# [TEXTO DE LECTURA]
---

Lo que sucede es que las prórrogas del estado de alarma se han ido sucediendo, hasta el punto de que en un par de semanas habremos alcanzado la duración máxima prevista para el estado de excepción. Y, en la comparecencia de ayer, Pedro Sánchez anunció su intención de extenderlo hasta finales del mes de junio. Es decir, que vamos a tener a un Gobierno con plenos poderes para legislar sin necesidad de obtener para sus decretos el respaldo del resto de partidos que integran el Congreso. Además, por mucho más tiempo que el previsto por nuestro ordenamiento para situaciones más excepcionales en las que, precisamente por razón de su duración, el Congreso sí que interviene activamente en la adopción de las medidas.

---

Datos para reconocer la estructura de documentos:
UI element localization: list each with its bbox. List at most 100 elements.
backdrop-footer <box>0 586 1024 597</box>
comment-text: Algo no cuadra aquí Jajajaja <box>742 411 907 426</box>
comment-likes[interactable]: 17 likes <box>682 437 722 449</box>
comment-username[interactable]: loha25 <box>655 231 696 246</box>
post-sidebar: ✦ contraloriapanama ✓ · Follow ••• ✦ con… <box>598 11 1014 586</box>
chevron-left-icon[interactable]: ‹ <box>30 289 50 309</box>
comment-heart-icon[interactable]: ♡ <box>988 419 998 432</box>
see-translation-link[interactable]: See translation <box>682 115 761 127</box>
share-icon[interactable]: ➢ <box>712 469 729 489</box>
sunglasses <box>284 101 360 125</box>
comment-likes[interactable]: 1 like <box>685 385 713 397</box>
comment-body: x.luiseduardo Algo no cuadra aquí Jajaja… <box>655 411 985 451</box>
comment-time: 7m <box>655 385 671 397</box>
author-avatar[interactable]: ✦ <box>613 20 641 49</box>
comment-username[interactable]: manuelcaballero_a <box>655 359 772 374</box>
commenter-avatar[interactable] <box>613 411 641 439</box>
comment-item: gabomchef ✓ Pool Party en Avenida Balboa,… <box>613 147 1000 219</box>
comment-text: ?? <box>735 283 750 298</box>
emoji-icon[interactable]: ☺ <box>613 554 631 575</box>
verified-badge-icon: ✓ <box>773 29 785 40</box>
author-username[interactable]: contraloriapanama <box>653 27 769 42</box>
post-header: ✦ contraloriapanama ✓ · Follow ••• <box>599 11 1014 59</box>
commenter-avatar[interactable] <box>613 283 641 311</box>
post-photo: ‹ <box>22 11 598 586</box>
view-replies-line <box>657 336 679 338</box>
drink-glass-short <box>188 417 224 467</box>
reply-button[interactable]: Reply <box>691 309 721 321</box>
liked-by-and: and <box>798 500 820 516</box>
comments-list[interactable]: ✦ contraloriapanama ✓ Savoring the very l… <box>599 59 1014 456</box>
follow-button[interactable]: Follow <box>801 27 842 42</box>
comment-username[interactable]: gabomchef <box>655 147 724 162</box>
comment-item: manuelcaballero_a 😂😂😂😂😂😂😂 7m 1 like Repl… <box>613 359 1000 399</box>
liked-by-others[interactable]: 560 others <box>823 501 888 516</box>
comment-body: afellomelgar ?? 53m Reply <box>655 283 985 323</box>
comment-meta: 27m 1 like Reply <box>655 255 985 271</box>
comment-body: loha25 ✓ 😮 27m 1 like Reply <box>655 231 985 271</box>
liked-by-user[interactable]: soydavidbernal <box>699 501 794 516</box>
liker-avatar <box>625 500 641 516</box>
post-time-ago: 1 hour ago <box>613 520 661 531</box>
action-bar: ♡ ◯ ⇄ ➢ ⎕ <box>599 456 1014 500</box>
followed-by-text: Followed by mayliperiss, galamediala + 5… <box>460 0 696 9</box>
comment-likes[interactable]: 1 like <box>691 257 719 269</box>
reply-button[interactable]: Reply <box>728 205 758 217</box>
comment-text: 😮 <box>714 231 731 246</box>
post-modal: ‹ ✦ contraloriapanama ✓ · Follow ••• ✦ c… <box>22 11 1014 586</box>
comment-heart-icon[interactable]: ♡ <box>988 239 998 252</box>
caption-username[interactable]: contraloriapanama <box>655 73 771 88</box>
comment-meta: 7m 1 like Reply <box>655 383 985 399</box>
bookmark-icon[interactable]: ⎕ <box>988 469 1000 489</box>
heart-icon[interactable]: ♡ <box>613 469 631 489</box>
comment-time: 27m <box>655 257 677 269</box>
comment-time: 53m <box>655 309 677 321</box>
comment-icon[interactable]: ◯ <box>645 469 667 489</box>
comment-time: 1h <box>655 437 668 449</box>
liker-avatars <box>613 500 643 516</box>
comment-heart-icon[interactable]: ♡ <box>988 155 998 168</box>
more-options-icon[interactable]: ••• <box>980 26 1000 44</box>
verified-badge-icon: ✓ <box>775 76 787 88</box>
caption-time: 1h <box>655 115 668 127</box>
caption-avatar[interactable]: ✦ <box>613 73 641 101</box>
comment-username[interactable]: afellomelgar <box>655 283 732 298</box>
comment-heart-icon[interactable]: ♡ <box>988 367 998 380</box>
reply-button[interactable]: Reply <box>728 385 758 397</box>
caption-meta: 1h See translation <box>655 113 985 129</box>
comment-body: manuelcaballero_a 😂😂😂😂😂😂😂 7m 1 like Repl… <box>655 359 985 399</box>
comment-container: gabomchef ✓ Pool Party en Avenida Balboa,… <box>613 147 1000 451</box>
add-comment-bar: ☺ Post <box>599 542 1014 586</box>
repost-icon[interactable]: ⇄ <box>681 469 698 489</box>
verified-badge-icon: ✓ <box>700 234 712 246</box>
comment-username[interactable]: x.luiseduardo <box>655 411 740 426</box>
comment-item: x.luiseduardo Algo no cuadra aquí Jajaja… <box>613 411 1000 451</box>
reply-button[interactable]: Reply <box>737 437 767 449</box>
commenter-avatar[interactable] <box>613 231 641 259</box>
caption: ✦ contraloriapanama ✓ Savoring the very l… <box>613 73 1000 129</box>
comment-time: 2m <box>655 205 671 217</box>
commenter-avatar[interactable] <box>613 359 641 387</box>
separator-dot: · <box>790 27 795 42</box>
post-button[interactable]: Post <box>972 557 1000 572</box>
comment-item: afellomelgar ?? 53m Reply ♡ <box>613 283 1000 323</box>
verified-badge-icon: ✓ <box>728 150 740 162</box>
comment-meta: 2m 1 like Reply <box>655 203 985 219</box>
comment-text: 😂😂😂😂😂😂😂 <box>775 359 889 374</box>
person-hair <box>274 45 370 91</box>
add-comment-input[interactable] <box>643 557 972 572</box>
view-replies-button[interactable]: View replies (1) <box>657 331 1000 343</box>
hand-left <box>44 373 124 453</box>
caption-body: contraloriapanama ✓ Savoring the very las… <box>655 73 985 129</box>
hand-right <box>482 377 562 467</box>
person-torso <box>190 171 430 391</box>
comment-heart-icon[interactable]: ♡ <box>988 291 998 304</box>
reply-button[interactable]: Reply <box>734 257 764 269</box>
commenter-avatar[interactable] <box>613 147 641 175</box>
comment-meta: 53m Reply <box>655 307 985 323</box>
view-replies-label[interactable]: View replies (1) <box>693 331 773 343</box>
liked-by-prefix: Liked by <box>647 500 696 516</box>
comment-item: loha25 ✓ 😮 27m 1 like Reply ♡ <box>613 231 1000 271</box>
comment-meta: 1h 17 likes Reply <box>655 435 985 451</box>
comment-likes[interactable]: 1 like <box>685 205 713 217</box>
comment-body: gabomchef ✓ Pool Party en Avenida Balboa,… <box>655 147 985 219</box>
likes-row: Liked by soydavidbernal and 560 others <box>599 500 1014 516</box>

---

Copia tal cual el fragmento del texto sobre el estado de alarma que empieza con "Lo que sucede" y sigue hasta "de las medidas.". Para resolver esto, básate solo en el texto.

Lo que sucede es que las prórrogas del estado de alarma se han ido sucediendo, hasta el punto de que en un par de semanas habremos alcanzado la duración máxima prevista para el estado de excepción. Y, en la comparecencia de ayer, Pedro Sánchez anunció su intención de extenderlo hasta finales del mes de junio. Es decir, que vamos a tener a un Gobierno con plenos poderes para legislar sin necesidad de obtener para sus decretos el respaldo del resto de partidos que integran el Congreso. Además, por mucho más tiempo que el previsto por nuestro ordenamiento para situaciones más excepcionales en las que, precisamente por razón de su duración, el Congreso sí que interviene activamente en la adopción de las medidas.